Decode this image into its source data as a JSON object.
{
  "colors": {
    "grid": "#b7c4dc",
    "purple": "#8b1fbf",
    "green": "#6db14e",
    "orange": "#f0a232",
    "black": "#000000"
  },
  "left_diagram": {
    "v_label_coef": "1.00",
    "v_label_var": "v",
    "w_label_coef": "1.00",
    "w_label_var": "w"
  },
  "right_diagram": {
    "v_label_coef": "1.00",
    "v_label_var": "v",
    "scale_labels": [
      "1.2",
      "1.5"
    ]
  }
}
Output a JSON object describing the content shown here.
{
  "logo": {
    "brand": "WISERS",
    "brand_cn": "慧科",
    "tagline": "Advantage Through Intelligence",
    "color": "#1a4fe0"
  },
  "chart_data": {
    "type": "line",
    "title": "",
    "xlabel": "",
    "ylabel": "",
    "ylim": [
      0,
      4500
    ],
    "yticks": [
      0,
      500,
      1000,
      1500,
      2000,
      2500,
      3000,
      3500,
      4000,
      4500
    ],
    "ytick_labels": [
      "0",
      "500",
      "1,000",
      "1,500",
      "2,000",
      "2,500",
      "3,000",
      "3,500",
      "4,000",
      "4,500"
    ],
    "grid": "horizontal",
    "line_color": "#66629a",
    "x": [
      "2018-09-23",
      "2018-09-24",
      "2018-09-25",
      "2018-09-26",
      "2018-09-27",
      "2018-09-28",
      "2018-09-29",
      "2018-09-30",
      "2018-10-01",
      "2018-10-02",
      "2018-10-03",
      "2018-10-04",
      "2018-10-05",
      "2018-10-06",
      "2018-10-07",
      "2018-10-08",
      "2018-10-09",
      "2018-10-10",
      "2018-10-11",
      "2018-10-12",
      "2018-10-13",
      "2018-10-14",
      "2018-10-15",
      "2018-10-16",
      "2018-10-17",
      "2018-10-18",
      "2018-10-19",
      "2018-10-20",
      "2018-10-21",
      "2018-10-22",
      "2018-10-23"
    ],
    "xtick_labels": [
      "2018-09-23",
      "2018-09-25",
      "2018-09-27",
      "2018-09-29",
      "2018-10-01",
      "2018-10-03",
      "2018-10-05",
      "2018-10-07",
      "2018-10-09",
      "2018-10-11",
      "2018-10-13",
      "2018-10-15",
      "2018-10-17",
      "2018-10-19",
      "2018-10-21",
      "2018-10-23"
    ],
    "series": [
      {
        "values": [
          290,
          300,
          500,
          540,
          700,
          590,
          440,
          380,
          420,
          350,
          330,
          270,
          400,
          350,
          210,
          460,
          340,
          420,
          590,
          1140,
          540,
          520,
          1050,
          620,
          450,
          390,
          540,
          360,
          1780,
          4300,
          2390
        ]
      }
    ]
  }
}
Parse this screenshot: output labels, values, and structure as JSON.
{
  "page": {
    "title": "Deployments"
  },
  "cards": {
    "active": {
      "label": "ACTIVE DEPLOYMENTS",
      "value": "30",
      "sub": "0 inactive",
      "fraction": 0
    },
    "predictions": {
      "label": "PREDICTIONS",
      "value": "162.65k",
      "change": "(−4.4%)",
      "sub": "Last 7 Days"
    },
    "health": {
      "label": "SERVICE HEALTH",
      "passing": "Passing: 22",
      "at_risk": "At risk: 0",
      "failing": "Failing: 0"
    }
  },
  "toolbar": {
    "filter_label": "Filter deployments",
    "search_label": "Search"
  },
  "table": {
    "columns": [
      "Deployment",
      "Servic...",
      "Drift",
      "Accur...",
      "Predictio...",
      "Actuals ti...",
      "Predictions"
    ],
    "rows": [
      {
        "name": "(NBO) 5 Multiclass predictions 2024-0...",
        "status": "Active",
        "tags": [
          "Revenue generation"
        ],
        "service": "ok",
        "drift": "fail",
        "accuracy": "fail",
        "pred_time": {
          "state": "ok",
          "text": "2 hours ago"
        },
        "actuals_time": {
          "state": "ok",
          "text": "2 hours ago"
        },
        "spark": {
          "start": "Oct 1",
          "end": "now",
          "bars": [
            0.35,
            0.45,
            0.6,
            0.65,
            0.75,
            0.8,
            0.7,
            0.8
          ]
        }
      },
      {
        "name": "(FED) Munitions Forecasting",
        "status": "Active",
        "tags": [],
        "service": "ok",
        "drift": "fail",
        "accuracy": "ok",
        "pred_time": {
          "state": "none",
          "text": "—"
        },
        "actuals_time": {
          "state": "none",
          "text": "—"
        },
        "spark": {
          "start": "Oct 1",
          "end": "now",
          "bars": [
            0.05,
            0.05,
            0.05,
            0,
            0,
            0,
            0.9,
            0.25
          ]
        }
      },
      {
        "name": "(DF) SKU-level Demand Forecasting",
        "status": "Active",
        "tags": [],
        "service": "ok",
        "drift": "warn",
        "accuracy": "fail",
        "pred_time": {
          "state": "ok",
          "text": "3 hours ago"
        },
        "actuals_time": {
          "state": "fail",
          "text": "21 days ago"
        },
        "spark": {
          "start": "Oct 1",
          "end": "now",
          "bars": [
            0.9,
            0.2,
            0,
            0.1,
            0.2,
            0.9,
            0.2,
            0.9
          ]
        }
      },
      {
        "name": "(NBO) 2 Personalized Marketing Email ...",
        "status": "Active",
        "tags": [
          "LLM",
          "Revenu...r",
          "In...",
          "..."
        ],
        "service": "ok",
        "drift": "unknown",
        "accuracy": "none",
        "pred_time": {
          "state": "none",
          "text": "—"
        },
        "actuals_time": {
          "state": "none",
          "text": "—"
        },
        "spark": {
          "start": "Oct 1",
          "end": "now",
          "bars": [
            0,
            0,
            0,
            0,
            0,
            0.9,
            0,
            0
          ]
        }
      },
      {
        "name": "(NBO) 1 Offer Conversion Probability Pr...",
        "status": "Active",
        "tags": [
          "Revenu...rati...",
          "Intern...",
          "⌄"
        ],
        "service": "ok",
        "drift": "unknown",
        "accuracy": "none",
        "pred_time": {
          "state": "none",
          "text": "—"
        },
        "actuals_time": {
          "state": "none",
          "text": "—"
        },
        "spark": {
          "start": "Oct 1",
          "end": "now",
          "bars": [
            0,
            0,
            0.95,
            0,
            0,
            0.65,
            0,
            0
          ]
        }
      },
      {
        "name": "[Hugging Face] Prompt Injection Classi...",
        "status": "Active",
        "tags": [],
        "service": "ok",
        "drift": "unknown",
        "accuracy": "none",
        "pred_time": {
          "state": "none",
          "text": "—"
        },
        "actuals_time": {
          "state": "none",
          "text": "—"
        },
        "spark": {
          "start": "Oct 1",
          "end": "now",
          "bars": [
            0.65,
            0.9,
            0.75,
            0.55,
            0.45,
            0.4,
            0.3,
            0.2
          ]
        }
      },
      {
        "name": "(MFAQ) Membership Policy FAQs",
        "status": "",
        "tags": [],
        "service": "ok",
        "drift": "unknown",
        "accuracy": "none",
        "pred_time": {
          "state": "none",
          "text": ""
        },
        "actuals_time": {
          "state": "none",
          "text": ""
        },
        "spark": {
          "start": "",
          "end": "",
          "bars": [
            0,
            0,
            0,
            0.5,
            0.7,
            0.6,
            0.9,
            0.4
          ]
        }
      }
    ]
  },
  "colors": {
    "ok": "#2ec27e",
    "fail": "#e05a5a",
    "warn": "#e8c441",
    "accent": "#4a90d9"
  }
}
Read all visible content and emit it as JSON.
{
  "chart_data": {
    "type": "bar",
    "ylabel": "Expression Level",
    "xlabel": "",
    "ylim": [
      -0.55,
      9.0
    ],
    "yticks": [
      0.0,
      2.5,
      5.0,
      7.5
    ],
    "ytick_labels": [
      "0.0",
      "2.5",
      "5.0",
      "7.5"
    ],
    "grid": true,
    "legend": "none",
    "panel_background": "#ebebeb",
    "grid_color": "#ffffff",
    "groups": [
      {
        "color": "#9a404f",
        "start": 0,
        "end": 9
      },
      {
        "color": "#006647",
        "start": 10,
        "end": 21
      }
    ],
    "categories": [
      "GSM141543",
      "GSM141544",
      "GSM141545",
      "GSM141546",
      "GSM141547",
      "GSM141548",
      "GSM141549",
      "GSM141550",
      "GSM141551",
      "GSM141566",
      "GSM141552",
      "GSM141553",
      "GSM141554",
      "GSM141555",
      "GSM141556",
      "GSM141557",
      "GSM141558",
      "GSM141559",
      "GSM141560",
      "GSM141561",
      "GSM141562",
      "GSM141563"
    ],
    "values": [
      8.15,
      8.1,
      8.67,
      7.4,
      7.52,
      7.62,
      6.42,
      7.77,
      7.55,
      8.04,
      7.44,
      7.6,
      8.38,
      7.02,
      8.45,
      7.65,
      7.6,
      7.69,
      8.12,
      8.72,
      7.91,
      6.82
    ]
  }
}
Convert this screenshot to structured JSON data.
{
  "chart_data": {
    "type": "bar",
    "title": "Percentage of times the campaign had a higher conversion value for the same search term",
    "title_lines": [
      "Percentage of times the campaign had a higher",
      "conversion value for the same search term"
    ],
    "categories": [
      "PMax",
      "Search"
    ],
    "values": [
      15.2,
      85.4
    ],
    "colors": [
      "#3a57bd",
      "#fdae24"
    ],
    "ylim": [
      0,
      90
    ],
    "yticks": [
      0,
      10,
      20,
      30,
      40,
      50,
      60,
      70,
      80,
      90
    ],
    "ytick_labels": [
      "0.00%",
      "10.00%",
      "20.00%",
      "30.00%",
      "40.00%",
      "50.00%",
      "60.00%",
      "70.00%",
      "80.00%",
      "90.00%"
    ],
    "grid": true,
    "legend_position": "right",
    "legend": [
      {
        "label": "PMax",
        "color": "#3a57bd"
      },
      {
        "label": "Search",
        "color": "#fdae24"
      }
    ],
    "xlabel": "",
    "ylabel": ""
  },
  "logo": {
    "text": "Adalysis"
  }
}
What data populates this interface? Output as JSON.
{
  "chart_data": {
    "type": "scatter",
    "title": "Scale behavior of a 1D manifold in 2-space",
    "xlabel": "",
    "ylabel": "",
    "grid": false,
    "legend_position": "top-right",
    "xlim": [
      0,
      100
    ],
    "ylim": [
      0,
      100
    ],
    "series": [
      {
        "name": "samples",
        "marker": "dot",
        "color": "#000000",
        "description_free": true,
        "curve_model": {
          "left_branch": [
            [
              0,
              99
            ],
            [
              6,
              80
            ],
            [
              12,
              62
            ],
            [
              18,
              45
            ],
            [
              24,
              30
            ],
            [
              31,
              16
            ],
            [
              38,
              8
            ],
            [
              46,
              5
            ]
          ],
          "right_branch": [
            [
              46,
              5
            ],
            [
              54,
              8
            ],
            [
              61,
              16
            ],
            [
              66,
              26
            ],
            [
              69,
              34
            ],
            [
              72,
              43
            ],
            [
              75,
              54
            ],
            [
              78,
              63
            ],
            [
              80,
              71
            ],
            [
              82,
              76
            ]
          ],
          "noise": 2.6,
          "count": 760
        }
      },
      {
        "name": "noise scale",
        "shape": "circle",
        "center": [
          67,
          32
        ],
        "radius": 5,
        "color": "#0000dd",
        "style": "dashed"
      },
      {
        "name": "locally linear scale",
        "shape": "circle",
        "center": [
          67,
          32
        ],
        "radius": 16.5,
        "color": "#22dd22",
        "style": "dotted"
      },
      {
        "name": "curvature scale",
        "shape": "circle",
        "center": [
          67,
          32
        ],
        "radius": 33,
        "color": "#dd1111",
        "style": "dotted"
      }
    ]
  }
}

──────────────────────────────

* Instructions for the task *
Gather each line of the listing containing the word "screenshot" and show it.

* Written solution *
Parse this screenshot: output labels, values, and structure as JSON.
Convert this screenshot to structured JSON data.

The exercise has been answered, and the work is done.